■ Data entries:
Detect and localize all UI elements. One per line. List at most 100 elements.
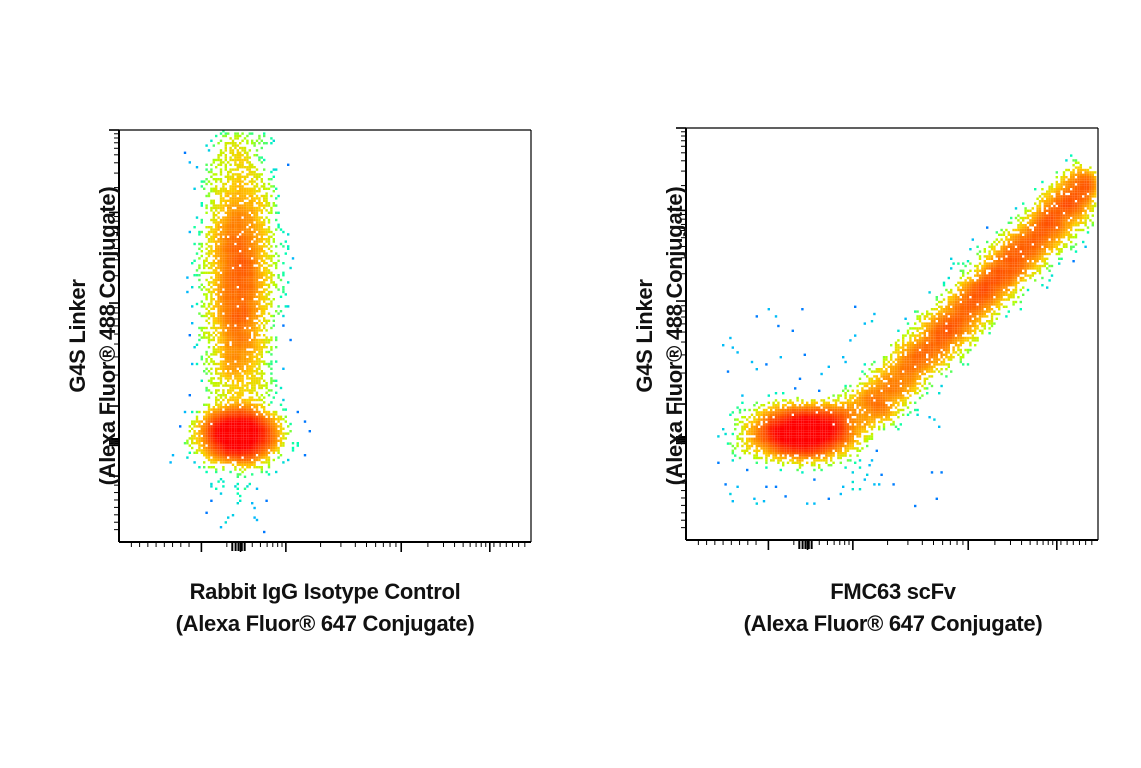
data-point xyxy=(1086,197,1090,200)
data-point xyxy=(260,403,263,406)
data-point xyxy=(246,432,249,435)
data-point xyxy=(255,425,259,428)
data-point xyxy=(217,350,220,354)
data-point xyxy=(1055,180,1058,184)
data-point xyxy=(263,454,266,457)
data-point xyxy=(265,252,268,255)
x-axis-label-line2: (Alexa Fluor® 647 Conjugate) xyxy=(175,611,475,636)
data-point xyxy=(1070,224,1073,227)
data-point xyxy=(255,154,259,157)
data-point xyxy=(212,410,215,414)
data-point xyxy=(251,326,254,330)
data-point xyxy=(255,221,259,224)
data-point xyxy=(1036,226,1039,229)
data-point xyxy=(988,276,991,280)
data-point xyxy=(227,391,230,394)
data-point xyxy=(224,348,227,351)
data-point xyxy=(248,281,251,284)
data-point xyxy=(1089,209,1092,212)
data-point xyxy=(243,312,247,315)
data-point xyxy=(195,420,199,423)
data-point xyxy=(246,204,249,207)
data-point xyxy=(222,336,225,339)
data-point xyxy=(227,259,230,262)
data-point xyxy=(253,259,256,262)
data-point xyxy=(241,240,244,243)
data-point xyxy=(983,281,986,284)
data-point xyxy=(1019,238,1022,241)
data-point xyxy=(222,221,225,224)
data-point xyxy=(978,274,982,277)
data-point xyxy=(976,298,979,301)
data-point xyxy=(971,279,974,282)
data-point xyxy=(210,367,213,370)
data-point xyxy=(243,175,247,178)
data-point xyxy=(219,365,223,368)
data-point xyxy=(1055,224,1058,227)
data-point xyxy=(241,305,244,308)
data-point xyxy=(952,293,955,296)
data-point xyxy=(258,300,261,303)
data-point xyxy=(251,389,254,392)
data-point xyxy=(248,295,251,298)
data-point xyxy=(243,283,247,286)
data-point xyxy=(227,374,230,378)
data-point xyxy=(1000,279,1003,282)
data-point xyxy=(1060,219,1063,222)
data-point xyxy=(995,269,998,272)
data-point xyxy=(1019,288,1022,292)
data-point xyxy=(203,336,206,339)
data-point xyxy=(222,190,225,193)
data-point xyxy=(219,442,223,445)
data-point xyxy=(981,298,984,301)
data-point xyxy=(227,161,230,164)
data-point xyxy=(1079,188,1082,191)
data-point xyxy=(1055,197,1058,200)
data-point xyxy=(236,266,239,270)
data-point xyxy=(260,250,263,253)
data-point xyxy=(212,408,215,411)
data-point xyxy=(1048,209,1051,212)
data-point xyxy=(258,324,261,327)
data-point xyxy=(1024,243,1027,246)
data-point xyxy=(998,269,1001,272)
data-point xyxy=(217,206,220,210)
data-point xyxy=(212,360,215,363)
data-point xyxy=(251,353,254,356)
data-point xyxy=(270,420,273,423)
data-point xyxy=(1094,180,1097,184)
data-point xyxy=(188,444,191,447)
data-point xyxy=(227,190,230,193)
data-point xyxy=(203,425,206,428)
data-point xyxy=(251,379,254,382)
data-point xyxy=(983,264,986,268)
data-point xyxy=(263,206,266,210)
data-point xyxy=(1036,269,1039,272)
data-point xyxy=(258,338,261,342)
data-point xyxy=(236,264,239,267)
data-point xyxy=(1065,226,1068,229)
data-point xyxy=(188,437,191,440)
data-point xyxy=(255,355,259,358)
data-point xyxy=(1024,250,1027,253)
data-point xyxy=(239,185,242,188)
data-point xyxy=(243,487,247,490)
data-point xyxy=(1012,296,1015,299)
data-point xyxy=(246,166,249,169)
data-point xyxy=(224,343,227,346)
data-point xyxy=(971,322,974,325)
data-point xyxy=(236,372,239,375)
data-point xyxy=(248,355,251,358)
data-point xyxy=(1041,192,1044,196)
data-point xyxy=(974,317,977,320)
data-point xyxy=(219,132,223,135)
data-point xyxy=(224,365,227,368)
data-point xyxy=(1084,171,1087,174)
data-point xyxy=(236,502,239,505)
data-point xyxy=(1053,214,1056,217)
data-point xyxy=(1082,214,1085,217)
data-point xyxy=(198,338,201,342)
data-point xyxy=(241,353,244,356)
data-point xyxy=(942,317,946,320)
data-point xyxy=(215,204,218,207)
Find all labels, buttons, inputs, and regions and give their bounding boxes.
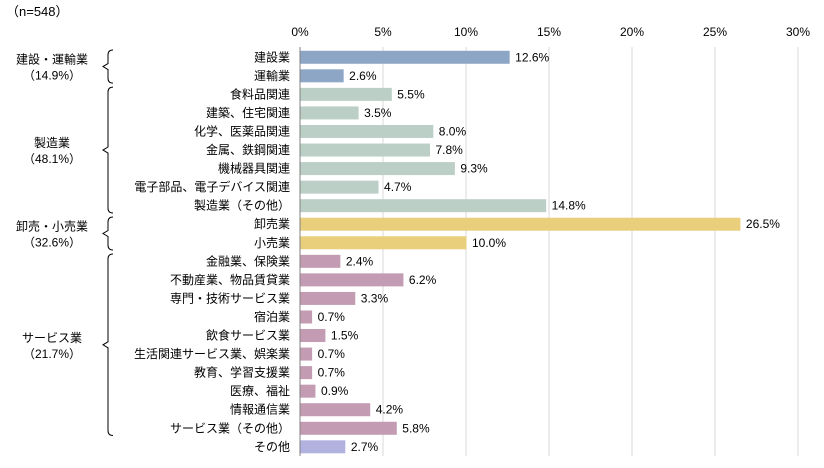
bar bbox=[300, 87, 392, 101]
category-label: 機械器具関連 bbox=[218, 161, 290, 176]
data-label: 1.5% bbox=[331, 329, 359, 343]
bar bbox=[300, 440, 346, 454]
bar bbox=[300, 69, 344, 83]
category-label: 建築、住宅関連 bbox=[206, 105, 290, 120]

■ Required task: Reproduce all of the items, switching every occurrence of "data-point" to "plot-marker" and keeping everything else the same. Leave the pictures out of your answer.

■ Task response:
Detect and localize all UI elements. One per line. List at most 100 elements.
plot-marker xyxy=(1086,197,1090,200)
plot-marker xyxy=(260,403,263,406)
plot-marker xyxy=(246,432,249,435)
plot-marker xyxy=(255,425,259,428)
plot-marker xyxy=(217,350,220,354)
plot-marker xyxy=(1055,180,1058,184)
plot-marker xyxy=(263,454,266,457)
plot-marker xyxy=(265,252,268,255)
x-axis-label-line2: (Alexa Fluor® 647 Conjugate) xyxy=(175,611,475,636)
plot-marker xyxy=(1070,224,1073,227)
plot-marker xyxy=(255,154,259,157)
plot-marker xyxy=(212,410,215,414)
plot-marker xyxy=(251,326,254,330)
plot-marker xyxy=(255,221,259,224)
plot-marker xyxy=(1036,226,1039,229)
plot-marker xyxy=(988,276,991,280)
plot-marker xyxy=(227,391,230,394)
plot-marker xyxy=(224,348,227,351)
plot-marker xyxy=(248,281,251,284)
plot-marker xyxy=(1089,209,1092,212)
plot-marker xyxy=(243,312,247,315)
plot-marker xyxy=(195,420,199,423)
plot-marker xyxy=(246,204,249,207)
plot-marker xyxy=(222,336,225,339)
plot-marker xyxy=(227,259,230,262)
plot-marker xyxy=(253,259,256,262)
plot-marker xyxy=(241,240,244,243)
plot-marker xyxy=(983,281,986,284)
plot-marker xyxy=(1019,238,1022,241)
plot-marker xyxy=(222,221,225,224)
plot-marker xyxy=(978,274,982,277)
plot-marker xyxy=(976,298,979,301)
plot-marker xyxy=(971,279,974,282)
plot-marker xyxy=(210,367,213,370)
plot-marker xyxy=(243,175,247,178)
plot-marker xyxy=(219,365,223,368)
plot-marker xyxy=(1055,224,1058,227)
plot-marker xyxy=(241,305,244,308)
plot-marker xyxy=(952,293,955,296)
plot-marker xyxy=(258,300,261,303)
plot-marker xyxy=(251,389,254,392)
plot-marker xyxy=(248,295,251,298)
plot-marker xyxy=(243,283,247,286)
plot-marker xyxy=(227,374,230,378)
plot-marker xyxy=(1000,279,1003,282)
plot-marker xyxy=(1060,219,1063,222)
plot-marker xyxy=(995,269,998,272)
plot-marker xyxy=(1019,288,1022,292)
plot-marker xyxy=(203,336,206,339)
plot-marker xyxy=(222,190,225,193)
plot-marker xyxy=(219,442,223,445)
plot-marker xyxy=(981,298,984,301)
plot-marker xyxy=(227,161,230,164)
plot-marker xyxy=(1079,188,1082,191)
plot-marker xyxy=(1055,197,1058,200)
plot-marker xyxy=(236,266,239,270)
plot-marker xyxy=(260,250,263,253)
plot-marker xyxy=(212,408,215,411)
plot-marker xyxy=(1048,209,1051,212)
plot-marker xyxy=(258,324,261,327)
plot-marker xyxy=(1024,243,1027,246)
plot-marker xyxy=(998,269,1001,272)
plot-marker xyxy=(217,206,220,210)
plot-marker xyxy=(212,360,215,363)
plot-marker xyxy=(251,353,254,356)
plot-marker xyxy=(270,420,273,423)
plot-marker xyxy=(1094,180,1097,184)
plot-marker xyxy=(188,444,191,447)
plot-marker xyxy=(227,190,230,193)
plot-marker xyxy=(203,425,206,428)
plot-marker xyxy=(251,379,254,382)
plot-marker xyxy=(983,264,986,268)
plot-marker xyxy=(263,206,266,210)
plot-marker xyxy=(1036,269,1039,272)
plot-marker xyxy=(258,338,261,342)
plot-marker xyxy=(236,264,239,267)
plot-marker xyxy=(1065,226,1068,229)
plot-marker xyxy=(188,437,191,440)
plot-marker xyxy=(255,355,259,358)
plot-marker xyxy=(1024,250,1027,253)
plot-marker xyxy=(239,185,242,188)
plot-marker xyxy=(243,487,247,490)
plot-marker xyxy=(1012,296,1015,299)
plot-marker xyxy=(246,166,249,169)
plot-marker xyxy=(224,343,227,346)
plot-marker xyxy=(971,322,974,325)
plot-marker xyxy=(236,372,239,375)
plot-marker xyxy=(248,355,251,358)
plot-marker xyxy=(1041,192,1044,196)
plot-marker xyxy=(974,317,977,320)
plot-marker xyxy=(219,132,223,135)
plot-marker xyxy=(224,365,227,368)
plot-marker xyxy=(1084,171,1087,174)
plot-marker xyxy=(236,502,239,505)
plot-marker xyxy=(1053,214,1056,217)
plot-marker xyxy=(1082,214,1085,217)
plot-marker xyxy=(198,338,201,342)
plot-marker xyxy=(241,353,244,356)
plot-marker xyxy=(942,317,946,320)
plot-marker xyxy=(215,204,218,207)
Find all labels, buttons, inputs, and regions and give their bounding boxes.
bar bbox=[300, 87, 392, 101]
category-label: 機械器具関連 bbox=[218, 161, 290, 176]
data-label: 1.5% bbox=[331, 329, 359, 343]
bar bbox=[300, 440, 346, 454]
bar bbox=[300, 69, 344, 83]
category-label: 建築、住宅関連 bbox=[206, 105, 290, 120]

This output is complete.